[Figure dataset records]
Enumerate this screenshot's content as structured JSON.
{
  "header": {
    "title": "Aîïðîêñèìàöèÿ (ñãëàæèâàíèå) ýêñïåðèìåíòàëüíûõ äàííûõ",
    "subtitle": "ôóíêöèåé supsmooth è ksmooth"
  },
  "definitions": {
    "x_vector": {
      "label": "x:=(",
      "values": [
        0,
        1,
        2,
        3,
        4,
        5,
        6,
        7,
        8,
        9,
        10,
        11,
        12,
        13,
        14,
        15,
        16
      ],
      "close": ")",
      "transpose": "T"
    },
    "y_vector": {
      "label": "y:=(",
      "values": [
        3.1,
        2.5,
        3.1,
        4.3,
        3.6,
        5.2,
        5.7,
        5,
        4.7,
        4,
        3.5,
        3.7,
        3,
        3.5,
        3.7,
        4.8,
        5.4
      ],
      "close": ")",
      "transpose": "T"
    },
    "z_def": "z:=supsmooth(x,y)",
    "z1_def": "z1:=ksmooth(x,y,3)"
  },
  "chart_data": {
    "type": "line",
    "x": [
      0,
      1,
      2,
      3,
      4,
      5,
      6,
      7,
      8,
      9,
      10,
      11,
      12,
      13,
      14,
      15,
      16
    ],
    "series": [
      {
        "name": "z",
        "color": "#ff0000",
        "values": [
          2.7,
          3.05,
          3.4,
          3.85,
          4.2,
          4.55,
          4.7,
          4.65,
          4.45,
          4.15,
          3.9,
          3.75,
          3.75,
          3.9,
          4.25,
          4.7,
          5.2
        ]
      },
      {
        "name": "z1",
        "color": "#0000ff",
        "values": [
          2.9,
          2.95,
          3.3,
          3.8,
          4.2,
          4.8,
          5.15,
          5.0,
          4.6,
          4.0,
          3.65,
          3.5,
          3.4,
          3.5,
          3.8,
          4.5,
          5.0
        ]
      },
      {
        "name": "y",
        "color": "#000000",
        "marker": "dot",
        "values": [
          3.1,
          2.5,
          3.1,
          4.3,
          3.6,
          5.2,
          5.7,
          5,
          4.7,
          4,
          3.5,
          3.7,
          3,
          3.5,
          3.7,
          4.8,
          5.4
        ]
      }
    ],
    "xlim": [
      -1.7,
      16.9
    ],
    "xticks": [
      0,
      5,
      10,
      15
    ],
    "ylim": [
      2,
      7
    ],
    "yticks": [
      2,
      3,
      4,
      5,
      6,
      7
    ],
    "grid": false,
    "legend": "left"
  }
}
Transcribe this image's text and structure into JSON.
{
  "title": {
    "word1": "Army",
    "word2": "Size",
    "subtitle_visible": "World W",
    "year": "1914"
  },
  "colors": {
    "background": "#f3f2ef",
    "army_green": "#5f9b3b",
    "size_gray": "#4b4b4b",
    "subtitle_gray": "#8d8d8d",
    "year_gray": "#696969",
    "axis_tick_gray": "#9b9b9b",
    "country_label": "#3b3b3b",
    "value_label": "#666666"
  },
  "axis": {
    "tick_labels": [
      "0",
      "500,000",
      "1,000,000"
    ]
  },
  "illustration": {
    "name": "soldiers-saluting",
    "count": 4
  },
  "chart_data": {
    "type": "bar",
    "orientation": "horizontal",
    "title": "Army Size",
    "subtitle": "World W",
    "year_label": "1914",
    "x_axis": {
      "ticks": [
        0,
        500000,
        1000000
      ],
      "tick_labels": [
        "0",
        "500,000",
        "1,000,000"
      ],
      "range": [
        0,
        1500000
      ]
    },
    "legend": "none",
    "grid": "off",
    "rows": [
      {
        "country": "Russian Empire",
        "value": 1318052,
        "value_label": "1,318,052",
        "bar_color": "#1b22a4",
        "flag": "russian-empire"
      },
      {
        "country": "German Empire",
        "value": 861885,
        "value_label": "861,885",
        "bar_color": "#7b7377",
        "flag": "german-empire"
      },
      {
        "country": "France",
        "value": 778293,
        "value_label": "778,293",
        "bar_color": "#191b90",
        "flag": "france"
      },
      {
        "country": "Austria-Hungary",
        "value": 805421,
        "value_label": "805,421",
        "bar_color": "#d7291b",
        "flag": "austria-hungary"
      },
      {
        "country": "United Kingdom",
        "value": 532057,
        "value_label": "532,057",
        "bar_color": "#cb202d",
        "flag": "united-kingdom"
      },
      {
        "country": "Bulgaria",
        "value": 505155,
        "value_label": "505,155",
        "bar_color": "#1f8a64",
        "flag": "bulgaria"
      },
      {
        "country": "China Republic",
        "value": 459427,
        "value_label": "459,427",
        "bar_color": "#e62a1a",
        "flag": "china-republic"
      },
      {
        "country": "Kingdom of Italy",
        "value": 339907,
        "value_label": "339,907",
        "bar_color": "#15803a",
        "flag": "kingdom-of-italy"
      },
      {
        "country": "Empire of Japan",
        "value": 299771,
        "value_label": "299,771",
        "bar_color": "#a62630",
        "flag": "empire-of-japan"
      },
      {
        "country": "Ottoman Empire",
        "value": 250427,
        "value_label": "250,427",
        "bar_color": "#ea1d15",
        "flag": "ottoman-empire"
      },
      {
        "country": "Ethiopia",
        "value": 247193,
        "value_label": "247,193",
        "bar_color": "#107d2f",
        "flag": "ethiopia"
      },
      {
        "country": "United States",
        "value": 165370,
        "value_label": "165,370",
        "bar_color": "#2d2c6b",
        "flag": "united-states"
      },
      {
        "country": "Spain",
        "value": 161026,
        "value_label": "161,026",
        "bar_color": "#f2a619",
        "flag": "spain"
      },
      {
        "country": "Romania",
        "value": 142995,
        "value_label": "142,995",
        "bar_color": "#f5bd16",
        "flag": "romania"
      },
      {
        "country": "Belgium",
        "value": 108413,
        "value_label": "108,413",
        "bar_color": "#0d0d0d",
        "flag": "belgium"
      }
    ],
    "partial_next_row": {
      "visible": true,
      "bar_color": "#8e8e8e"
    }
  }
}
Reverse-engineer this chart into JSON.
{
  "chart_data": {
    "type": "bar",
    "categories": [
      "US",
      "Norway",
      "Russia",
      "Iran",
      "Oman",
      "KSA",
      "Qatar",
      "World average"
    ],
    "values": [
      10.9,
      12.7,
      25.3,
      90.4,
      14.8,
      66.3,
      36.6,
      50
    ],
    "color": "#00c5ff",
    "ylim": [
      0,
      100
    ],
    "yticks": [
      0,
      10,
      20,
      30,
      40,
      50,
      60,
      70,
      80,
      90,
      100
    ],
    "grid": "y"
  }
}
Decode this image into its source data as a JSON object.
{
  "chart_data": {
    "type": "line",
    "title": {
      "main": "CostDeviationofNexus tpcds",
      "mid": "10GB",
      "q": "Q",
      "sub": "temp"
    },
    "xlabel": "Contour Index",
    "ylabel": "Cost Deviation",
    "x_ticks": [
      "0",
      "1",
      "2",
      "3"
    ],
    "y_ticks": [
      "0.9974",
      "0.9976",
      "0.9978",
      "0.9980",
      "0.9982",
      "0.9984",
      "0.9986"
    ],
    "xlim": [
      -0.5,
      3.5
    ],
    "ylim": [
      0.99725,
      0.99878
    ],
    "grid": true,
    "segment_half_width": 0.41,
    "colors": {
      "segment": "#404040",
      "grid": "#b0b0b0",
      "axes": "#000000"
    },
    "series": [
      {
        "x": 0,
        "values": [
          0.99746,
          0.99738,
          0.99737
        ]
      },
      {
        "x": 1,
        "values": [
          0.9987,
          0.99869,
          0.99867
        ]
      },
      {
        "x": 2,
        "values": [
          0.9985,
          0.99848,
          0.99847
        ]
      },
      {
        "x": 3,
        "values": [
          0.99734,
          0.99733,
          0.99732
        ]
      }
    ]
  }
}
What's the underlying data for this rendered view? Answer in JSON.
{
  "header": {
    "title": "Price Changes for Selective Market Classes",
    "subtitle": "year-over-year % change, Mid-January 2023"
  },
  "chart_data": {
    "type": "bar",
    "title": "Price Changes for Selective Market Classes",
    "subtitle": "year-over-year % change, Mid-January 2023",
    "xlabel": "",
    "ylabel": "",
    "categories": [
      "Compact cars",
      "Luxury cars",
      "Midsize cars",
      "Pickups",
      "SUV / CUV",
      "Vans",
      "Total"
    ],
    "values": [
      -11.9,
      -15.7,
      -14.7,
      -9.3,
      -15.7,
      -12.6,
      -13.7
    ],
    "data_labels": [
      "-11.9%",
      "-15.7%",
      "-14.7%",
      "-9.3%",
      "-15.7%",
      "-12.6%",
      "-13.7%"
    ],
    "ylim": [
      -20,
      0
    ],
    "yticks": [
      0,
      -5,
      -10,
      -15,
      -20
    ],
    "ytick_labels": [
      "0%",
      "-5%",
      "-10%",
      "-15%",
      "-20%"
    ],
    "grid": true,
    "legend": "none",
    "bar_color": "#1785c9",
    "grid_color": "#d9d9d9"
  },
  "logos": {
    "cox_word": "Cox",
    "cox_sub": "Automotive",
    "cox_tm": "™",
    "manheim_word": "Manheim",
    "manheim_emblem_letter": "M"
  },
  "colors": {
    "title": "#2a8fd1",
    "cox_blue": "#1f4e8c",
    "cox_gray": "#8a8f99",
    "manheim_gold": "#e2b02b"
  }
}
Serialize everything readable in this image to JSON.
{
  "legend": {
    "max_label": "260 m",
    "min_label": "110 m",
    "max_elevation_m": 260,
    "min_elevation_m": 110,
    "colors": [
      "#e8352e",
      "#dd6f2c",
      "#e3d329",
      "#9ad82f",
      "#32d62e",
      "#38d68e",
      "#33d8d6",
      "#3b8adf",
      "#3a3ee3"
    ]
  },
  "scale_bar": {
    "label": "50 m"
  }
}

Requirement
Reproduce, word for word, only the lines from the one that contains "Serialize everything readable" through the final line.

Written response
Serialize everything readable in this image to JSON.
{
  "legend": {
    "max_label": "260 m",
    "min_label": "110 m",
    "max_elevation_m": 260,
    "min_elevation_m": 110,
    "colors": [
      "#e8352e",
      "#dd6f2c",
      "#e3d329",
      "#9ad82f",
      "#32d62e",
      "#38d68e",
      "#33d8d6",
      "#3b8adf",
      "#3a3ee3"
    ]
  },
  "scale_bar": {
    "label": "50 m"
  }
}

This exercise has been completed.